- Study questions
A - According to the fragrance safety guide, what type of gloves should be used?
B - Please translate this sentence from the fragrance safety guide into Spanish: "Creative perfumery is strongest when safety is non-negotiable."
*** Opening Text segment ***
Use this before handling fragrance materials or publishing perfume goods so your workflow stays safe, compliant, and resilient.

Safety and Compliance

Creative perfumery is strongest when safety is non-negotiable.

Treat every aromatic chemical, essential oil, and solvent as a concentrated material until your dilution, SDS notes, and handling plan prove otherwise.

Before you formulate

Set up your workspace before opening anything. Every session starts the same way.

  • Keep an SDS library in reach for every raw material and solvent you use.
  • Work in active ventilation and keep the blending area food-free and drink-free.
  • Use nitrile gloves, eye protection, and dedicated lab clothing.
  • Keep children and pets out of the formulation space at all times.
  • Keep fire-safe equipment nearby for flammable liquids and oil-based spills.

If exposure happens, respond immediately

Know the response before you need it. Bring the product label or SDS when speaking with clinicians so they can identify ingredients quickly.

Skin contactRemove contaminated items, wipe off excess material, then wash thoroughly with dishwashing liquid and copious water.
Eye contactFlush with clean lukewarm water continuously for at least 15 minutes and seek urgent medical care without delay.
IngestionRinse the mouth, do not induce vomiting unless instructed by medical professionals, and seek emergency guidance immediately.

Studio habits that protect your brand

Good records and clean storage keep batches reproducible and complaints resolvable.

  • Label every bottle with material name, dilution, date, and lot where possible.
  • Store materials sealed, cool, and away from ignition sources.
  • Keep batch records so you can investigate reactions and improve formulas safely.
  • Never pour fragrance oils or solvents down the drain.

FDA framing for U.S. sellers

Understand how U.S. law categorises what you make before you publish it.

  • Fragrances used to make someone smell pleasant are generally regulated as cosmetics.
  • Cosmetics typically do not need FDA premarket approval, but the maker or seller remains responsible for product safety.
  • If a product is marketed with therapeutic claims, it can also be regulated as a drug.
  • Ingredient declarations typically allow fragrance blends to appear as "fragrance."
Important noteThis guide is educational and does not replace medical, legal, or regulatory advice. Always follow each material's SDS and your local requirements.Primary reference: FDA Fragrances in Cosmetics page.
*** Closing Text segment ***
*** Opening Excerpted data ***
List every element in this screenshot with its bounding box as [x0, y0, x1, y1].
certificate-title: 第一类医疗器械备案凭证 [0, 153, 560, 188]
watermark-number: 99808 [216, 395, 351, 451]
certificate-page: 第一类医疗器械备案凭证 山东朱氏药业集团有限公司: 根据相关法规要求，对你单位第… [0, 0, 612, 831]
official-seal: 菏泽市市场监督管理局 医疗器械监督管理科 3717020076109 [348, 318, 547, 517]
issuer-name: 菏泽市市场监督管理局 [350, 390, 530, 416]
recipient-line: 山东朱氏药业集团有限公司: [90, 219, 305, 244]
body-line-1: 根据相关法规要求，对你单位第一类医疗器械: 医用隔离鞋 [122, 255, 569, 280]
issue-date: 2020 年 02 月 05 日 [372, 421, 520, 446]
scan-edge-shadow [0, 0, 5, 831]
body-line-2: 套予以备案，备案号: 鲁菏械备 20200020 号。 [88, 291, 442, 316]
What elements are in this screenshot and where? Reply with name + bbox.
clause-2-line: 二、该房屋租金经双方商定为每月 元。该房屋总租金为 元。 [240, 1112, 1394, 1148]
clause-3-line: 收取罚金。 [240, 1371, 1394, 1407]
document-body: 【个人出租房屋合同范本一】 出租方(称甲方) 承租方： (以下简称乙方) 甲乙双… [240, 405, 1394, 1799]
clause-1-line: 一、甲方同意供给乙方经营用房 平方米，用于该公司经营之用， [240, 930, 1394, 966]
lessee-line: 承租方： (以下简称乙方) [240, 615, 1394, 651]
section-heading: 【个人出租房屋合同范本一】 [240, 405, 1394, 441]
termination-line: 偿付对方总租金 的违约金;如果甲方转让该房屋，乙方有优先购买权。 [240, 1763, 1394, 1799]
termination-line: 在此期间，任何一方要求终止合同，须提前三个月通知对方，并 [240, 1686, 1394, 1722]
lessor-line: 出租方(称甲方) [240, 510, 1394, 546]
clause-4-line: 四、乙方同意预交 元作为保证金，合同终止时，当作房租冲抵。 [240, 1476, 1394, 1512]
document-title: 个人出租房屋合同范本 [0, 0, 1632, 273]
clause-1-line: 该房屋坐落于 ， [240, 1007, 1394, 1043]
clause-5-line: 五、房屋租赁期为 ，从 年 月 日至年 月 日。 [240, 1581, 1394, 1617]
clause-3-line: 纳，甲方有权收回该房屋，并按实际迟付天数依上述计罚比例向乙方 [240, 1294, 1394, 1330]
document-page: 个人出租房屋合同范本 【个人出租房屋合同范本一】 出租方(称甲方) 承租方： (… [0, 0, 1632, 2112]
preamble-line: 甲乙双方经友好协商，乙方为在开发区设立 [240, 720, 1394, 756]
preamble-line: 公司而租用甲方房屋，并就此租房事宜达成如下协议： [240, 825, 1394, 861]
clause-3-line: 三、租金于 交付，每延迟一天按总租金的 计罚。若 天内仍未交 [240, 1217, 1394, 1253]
*** Closing Excerpted data ***
- Expected outputs
A - Nitrile gloves.

B - La perfumería creativa es más sólida cuando la seguridad no es negociable.